[Records about charts and figures]
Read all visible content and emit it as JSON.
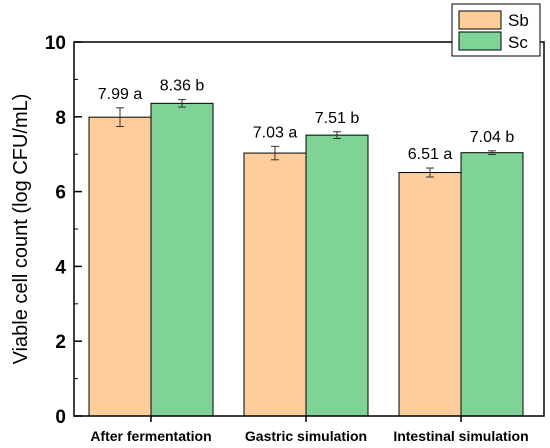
{
  "chart_data": {
    "type": "bar",
    "title": "",
    "xlabel": "",
    "ylabel": "Viable cell count (log CFU/mL)",
    "ylim": [
      0,
      10
    ],
    "yticks": [
      0,
      2,
      4,
      6,
      8,
      10
    ],
    "categories": [
      "After fermentation",
      "Gastric simulation",
      "Intestinal simulation"
    ],
    "series": [
      {
        "name": "Sb",
        "color": "#FDCE9B",
        "values": [
          7.99,
          7.03,
          6.51
        ],
        "errors": [
          0.25,
          0.18,
          0.12
        ],
        "labels": [
          "7.99 a",
          "7.03 a",
          "6.51 a"
        ]
      },
      {
        "name": "Sc",
        "color": "#7FD396",
        "values": [
          8.36,
          7.51,
          7.04
        ],
        "errors": [
          0.1,
          0.09,
          0.05
        ],
        "labels": [
          "8.36 b",
          "7.51 b",
          "7.04 b"
        ]
      }
    ],
    "legend_position": "top-right",
    "grid": false
  }
}
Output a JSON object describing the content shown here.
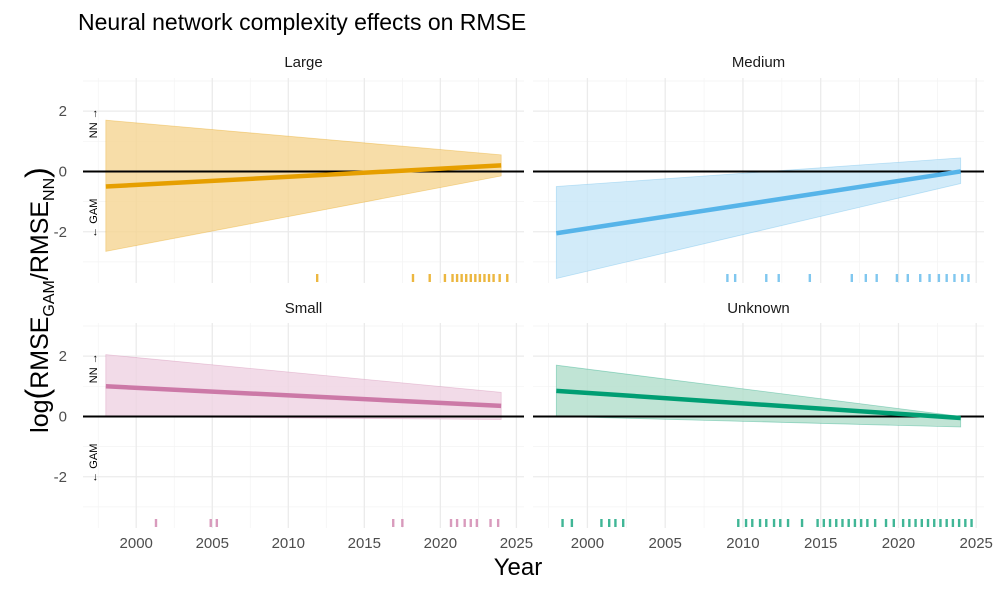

Task brief: Return each line exactly as written. Any picture gets left out.

Completed task:
Read all visible content and emit it as JSON.
{
  "chart_data": {
    "type": "bar",
    "title": "",
    "xlabel": "",
    "ylabel": "Viable cell count (log CFU/mL)",
    "ylim": [
      0,
      10
    ],
    "yticks": [
      0,
      2,
      4,
      6,
      8,
      10
    ],
    "categories": [
      "After fermentation",
      "Gastric simulation",
      "Intestinal simulation"
    ],
    "series": [
      {
        "name": "Sb",
        "color": "#FDCE9B",
        "values": [
          7.99,
          7.03,
          6.51
        ],
        "errors": [
          0.25,
          0.18,
          0.12
        ],
        "labels": [
          "7.99 a",
          "7.03 a",
          "6.51 a"
        ]
      },
      {
        "name": "Sc",
        "color": "#7FD396",
        "values": [
          8.36,
          7.51,
          7.04
        ],
        "errors": [
          0.1,
          0.09,
          0.05
        ],
        "labels": [
          "8.36 b",
          "7.51 b",
          "7.04 b"
        ]
      }
    ],
    "legend_position": "top-right",
    "grid": false
  }
}
Output a JSON object describing the content shown here.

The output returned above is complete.